**Description of the task:** Look through the lines below and extract each one that contains "peak".
[start of Entries]
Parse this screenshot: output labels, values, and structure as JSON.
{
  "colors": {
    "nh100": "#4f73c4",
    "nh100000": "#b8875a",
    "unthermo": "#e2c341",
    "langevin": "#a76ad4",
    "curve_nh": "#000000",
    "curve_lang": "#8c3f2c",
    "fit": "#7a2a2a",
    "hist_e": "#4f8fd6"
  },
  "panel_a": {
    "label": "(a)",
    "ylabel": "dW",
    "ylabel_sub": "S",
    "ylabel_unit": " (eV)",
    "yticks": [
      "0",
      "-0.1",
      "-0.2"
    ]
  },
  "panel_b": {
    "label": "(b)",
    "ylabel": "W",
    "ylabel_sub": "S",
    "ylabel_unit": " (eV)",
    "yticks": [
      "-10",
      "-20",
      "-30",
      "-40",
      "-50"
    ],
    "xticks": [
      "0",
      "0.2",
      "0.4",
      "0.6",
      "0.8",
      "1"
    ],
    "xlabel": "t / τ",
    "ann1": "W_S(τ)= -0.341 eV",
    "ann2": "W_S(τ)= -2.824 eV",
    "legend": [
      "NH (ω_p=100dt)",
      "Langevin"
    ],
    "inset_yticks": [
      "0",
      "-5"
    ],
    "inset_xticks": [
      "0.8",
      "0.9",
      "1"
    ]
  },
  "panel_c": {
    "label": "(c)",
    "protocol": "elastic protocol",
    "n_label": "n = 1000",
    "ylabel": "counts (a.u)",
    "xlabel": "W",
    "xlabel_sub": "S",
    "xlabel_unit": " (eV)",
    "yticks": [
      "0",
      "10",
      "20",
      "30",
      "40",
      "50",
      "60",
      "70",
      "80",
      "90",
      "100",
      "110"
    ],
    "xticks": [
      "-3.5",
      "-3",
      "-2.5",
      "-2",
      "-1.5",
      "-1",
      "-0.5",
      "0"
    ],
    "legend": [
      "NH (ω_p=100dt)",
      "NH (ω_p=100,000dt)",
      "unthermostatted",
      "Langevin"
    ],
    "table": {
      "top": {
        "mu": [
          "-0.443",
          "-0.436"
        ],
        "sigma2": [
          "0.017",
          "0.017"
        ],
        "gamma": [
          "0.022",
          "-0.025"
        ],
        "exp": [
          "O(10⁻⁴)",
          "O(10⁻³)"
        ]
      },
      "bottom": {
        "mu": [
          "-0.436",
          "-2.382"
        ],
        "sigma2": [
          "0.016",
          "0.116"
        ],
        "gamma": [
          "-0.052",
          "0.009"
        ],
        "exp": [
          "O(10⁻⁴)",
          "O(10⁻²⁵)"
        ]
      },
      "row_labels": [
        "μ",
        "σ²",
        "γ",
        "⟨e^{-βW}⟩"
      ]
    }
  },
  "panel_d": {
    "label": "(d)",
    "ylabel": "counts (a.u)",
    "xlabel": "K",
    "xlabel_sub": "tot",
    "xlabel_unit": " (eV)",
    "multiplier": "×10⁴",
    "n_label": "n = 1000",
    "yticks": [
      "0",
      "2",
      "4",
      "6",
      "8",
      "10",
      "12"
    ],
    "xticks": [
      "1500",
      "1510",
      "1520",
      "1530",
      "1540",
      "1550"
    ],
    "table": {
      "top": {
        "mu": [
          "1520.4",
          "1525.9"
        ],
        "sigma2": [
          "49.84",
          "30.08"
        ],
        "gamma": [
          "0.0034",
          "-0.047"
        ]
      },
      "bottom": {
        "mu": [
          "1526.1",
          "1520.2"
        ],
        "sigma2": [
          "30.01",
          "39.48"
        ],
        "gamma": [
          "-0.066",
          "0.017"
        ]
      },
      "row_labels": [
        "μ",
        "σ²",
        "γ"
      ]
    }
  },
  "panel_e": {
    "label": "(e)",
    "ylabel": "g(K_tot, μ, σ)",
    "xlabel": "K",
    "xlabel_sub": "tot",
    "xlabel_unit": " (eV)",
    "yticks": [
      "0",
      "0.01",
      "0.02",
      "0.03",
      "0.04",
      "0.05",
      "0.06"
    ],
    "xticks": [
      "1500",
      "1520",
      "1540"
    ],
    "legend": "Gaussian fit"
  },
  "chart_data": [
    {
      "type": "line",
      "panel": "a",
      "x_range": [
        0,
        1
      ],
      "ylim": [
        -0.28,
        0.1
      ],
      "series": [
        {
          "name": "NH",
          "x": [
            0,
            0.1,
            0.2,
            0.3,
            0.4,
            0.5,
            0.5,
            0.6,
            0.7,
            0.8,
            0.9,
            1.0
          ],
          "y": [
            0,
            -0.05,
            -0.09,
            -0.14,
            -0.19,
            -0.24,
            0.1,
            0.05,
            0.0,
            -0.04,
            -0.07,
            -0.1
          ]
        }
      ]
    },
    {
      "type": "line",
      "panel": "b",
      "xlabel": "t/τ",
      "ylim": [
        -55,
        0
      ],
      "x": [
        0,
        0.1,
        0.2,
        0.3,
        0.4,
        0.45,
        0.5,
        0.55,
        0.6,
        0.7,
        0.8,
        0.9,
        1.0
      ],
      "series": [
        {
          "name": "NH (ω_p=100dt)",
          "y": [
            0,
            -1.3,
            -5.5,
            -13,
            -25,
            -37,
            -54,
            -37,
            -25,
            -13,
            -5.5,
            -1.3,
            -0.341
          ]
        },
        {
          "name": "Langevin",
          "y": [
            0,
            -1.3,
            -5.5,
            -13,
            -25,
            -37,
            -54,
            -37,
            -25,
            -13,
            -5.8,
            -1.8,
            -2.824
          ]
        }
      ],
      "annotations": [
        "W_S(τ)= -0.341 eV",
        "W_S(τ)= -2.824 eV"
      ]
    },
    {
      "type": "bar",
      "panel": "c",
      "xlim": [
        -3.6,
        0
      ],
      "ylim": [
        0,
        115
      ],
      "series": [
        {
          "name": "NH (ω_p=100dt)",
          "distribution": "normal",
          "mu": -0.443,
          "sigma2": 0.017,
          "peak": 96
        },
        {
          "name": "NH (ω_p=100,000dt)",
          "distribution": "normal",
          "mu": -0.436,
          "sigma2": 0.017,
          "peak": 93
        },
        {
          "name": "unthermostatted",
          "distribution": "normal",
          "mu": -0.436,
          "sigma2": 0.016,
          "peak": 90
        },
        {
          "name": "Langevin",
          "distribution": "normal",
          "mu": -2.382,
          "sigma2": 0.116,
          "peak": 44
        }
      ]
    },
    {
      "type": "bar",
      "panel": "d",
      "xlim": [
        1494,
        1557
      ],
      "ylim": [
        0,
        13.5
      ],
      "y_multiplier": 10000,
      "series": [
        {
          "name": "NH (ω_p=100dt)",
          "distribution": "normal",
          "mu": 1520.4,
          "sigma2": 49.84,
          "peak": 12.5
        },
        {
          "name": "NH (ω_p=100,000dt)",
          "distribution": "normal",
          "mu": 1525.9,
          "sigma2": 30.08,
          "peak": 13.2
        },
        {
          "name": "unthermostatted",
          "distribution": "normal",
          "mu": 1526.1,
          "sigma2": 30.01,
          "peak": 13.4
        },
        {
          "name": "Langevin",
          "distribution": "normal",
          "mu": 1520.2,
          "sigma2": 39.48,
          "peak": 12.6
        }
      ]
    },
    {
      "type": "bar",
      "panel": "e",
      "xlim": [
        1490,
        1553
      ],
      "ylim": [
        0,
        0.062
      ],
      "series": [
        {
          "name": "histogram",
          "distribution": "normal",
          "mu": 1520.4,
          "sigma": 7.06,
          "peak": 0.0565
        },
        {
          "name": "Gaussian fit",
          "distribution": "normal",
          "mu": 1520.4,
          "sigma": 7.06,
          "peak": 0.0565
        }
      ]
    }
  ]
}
[end of Entries]
**Reply to the exercise:**
          "peak": 96
          "peak": 93
          "peak": 90
          "peak": 44
          "peak": 12.5
          "peak": 13.2
          "peak": 13.4
          "peak": 12.6
          "peak": 0.0565
          "peak": 0.0565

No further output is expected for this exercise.